Data to examine:

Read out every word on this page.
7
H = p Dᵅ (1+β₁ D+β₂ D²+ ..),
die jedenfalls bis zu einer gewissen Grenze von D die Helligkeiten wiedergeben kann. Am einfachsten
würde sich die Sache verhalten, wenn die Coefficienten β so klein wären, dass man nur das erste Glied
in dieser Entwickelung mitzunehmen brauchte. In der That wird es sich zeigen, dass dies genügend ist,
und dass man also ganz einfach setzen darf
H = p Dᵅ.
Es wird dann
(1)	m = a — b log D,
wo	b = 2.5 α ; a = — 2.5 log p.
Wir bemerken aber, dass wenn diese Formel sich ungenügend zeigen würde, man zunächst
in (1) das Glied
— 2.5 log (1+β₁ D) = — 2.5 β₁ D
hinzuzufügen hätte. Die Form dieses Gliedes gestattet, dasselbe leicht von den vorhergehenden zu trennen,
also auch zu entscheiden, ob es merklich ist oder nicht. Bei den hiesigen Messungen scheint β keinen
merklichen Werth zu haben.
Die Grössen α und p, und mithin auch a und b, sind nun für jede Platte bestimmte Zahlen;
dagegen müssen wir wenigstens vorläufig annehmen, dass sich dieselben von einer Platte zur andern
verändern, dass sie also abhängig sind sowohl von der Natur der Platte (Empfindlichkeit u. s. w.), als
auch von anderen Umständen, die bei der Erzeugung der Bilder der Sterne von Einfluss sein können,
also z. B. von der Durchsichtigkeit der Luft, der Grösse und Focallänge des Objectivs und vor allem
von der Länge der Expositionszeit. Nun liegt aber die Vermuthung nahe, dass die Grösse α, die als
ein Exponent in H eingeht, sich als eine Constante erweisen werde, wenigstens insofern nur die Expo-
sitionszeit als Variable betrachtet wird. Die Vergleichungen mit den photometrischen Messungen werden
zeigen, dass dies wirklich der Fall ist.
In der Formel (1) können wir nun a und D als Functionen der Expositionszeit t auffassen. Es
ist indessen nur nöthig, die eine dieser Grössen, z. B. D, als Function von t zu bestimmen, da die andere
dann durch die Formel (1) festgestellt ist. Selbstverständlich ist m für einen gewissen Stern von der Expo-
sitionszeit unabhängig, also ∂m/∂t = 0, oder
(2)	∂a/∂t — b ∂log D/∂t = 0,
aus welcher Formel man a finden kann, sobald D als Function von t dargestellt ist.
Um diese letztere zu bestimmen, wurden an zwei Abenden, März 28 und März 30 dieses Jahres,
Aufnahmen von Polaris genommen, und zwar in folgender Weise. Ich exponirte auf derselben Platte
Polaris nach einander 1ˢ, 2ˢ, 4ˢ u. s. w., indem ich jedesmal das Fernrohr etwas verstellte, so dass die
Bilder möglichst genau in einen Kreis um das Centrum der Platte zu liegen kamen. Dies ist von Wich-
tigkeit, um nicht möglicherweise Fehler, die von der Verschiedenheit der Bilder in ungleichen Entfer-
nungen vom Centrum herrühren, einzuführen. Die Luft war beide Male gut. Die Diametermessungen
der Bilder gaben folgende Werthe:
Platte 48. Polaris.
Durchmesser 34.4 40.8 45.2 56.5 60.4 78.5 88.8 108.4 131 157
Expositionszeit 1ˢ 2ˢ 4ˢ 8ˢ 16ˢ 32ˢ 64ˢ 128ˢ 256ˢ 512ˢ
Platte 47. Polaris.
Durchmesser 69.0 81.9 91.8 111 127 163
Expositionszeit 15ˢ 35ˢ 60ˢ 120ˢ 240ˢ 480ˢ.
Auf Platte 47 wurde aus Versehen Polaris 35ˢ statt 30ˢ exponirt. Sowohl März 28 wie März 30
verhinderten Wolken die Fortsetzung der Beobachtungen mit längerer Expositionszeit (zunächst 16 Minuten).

What you will do: The expected reply is a number only, the tally of lines in the data where the word "wenn" is found.

Your response: 2